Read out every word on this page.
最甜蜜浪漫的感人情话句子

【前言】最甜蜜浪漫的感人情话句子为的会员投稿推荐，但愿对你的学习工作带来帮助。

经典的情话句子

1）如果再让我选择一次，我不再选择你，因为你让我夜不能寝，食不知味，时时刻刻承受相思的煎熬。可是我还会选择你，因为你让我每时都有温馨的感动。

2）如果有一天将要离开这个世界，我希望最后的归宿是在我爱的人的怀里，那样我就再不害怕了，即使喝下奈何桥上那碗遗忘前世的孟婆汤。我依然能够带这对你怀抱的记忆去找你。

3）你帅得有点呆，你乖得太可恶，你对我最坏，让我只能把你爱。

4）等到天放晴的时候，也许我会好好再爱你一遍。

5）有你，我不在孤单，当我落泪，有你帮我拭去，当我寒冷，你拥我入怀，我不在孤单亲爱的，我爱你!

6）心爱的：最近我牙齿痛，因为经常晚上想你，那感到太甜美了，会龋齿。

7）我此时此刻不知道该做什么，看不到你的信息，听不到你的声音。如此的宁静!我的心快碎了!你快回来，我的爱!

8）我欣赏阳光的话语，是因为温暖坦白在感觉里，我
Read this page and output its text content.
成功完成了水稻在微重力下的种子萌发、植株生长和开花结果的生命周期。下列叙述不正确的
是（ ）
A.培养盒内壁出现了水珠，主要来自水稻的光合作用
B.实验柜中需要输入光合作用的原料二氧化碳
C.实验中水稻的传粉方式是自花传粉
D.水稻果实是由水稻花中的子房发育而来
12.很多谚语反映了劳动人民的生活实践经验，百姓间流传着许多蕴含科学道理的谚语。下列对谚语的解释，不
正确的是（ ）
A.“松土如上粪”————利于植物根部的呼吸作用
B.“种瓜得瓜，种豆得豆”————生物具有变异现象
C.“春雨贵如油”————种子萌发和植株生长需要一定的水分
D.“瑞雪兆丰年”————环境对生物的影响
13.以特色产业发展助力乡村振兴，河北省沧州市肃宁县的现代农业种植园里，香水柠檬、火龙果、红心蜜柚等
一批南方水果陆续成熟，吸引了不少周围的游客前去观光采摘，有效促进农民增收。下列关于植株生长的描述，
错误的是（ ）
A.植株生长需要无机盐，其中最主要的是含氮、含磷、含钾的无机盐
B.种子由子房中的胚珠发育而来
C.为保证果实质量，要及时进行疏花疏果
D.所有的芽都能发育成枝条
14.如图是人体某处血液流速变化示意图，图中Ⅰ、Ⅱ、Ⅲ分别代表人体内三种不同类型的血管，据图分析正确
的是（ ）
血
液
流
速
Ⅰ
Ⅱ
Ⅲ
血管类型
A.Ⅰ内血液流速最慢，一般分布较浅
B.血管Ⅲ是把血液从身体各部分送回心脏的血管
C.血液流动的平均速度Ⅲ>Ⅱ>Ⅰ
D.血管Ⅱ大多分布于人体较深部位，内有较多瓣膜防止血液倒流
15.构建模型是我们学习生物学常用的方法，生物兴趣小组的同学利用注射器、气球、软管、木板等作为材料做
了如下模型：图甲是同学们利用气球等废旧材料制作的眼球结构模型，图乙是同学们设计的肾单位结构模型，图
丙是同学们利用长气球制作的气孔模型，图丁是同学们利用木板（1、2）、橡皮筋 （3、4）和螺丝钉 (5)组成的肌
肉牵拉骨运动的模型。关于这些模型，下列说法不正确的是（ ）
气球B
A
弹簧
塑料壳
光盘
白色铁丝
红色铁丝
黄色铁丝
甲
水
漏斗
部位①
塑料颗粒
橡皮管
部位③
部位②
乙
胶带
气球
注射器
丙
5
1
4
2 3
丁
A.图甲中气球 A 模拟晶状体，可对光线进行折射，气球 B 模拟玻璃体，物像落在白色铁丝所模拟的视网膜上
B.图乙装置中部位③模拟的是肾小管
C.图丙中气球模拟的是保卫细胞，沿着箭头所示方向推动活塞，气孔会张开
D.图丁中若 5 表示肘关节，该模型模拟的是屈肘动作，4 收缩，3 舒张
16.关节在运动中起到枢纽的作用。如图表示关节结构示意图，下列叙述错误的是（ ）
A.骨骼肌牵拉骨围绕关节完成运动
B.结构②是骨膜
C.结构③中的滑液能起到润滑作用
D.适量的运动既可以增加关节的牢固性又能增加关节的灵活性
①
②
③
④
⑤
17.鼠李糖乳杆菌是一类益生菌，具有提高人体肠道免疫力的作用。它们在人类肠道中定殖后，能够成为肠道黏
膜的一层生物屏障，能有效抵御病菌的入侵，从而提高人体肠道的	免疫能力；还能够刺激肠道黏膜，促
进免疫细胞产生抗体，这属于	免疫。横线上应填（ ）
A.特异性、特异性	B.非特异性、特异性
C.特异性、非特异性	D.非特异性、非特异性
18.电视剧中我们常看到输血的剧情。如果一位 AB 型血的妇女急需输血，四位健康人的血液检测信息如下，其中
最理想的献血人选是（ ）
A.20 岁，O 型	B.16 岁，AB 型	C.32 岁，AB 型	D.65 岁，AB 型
|---|
• **REQUIRED TASK**:
Please repeat all the records above exactly as they appear.

• **FINISHED ANSWER**:
Read out every word on this page.
最甜蜜浪漫的感人情话句子

【前言】最甜蜜浪漫的感人情话句子为的会员投稿推荐，但愿对你的学习工作带来帮助。

经典的情话句子

1）如果再让我选择一次，我不再选择你，因为你让我夜不能寝，食不知味，时时刻刻承受相思的煎熬。可是我还会选择你，因为你让我每时都有温馨的感动。

2）如果有一天将要离开这个世界，我希望最后的归宿是在我爱的人的怀里，那样我就再不害怕了，即使喝下奈何桥上那碗遗忘前世的孟婆汤。我依然能够带这对你怀抱的记忆去找你。

3）你帅得有点呆，你乖得太可恶，你对我最坏，让我只能把你爱。

4）等到天放晴的时候，也许我会好好再爱你一遍。

5）有你，我不在孤单，当我落泪，有你帮我拭去，当我寒冷，你拥我入怀，我不在孤单亲爱的，我爱你!

6）心爱的：最近我牙齿痛，因为经常晚上想你，那感到太甜美了，会龋齿。

7）我此时此刻不知道该做什么，看不到你的信息，听不到你的声音。如此的宁静!我的心快碎了!你快回来，我的爱!

8）我欣赏阳光的话语，是因为温暖坦白在感觉里，我
Read this page and output its text content.
成功完成了水稻在微重力下的种子萌发、植株生长和开花结果的生命周期。下列叙述不正确的
是（ ）
A.培养盒内壁出现了水珠，主要来自水稻的光合作用
B.实验柜中需要输入光合作用的原料二氧化碳
C.实验中水稻的传粉方式是自花传粉
D.水稻果实是由水稻花中的子房发育而来
12.很多谚语反映了劳动人民的生活实践经验，百姓间流传着许多蕴含科学道理的谚语。下列对谚语的解释，不
正确的是（ ）
A.“松土如上粪”————利于植物根部的呼吸作用
B.“种瓜得瓜，种豆得豆”————生物具有变异现象
C.“春雨贵如油”————种子萌发和植株生长需要一定的水分
D.“瑞雪兆丰年”————环境对生物的影响
13.以特色产业发展助力乡村振兴，河北省沧州市肃宁县的现代农业种植园里，香水柠檬、火龙果、红心蜜柚等
一批南方水果陆续成熟，吸引了不少周围的游客前去观光采摘，有效促进农民增收。下列关于植株生长的描述，
错误的是（ ）
A.植株生长需要无机盐，其中最主要的是含氮、含磷、含钾的无机盐
B.种子由子房中的胚珠发育而来
C.为保证果实质量，要及时进行疏花疏果
D.所有的芽都能发育成枝条
14.如图是人体某处血液流速变化示意图，图中Ⅰ、Ⅱ、Ⅲ分别代表人体内三种不同类型的血管，据图分析正确
的是（ ）
血
液
流
速
Ⅰ
Ⅱ
Ⅲ
血管类型
A.Ⅰ内血液流速最慢，一般分布较浅
B.血管Ⅲ是把血液从身体各部分送回心脏的血管
C.血液流动的平均速度Ⅲ>Ⅱ>Ⅰ
D.血管Ⅱ大多分布于人体较深部位，内有较多瓣膜防止血液倒流
15.构建模型是我们学习生物学常用的方法，生物兴趣小组的同学利用注射器、气球、软管、木板等作为材料做
了如下模型：图甲是同学们利用气球等废旧材料制作的眼球结构模型，图乙是同学们设计的肾单位结构模型，图
丙是同学们利用长气球制作的气孔模型，图丁是同学们利用木板（1、2）、橡皮筋 （3、4）和螺丝钉 (5)组成的肌
肉牵拉骨运动的模型。关于这些模型，下列说法不正确的是（ ）
气球B
A
弹簧
塑料壳
光盘
白色铁丝
红色铁丝
黄色铁丝
甲
水
漏斗
部位①
塑料颗粒
橡皮管
部位③
部位②
乙
胶带
气球
注射器
丙
5
1
4
2 3
丁
A.图甲中气球 A 模拟晶状体，可对光线进行折射，气球 B 模拟玻璃体，物像落在白色铁丝所模拟的视网膜上
B.图乙装置中部位③模拟的是肾小管
C.图丙中气球模拟的是保卫细胞，沿着箭头所示方向推动活塞，气孔会张开
D.图丁中若 5 表示肘关节，该模型模拟的是屈肘动作，4 收缩，3 舒张
16.关节在运动中起到枢纽的作用。如图表示关节结构示意图，下列叙述错误的是（ ）
A.骨骼肌牵拉骨围绕关节完成运动
B.结构②是骨膜
C.结构③中的滑液能起到润滑作用
D.适量的运动既可以增加关节的牢固性又能增加关节的灵活性
①
②
③
④
⑤
17.鼠李糖乳杆菌是一类益生菌，具有提高人体肠道免疫力的作用。它们在人类肠道中定殖后，能够成为肠道黏
膜的一层生物屏障，能有效抵御病菌的入侵，从而提高人体肠道的	免疫能力；还能够刺激肠道黏膜，促
进免疫细胞产生抗体，这属于	免疫。横线上应填（ ）
A.特异性、特异性	B.非特异性、特异性
C.特异性、非特异性	D.非特异性、非特异性
18.电视剧中我们常看到输血的剧情。如果一位 AB 型血的妇女急需输血，四位健康人的血液检测信息如下，其中
最理想的献血人选是（ ）
A.20 岁，O 型	B.16 岁，AB 型	C.32 岁，AB 型	D.65 岁，AB 型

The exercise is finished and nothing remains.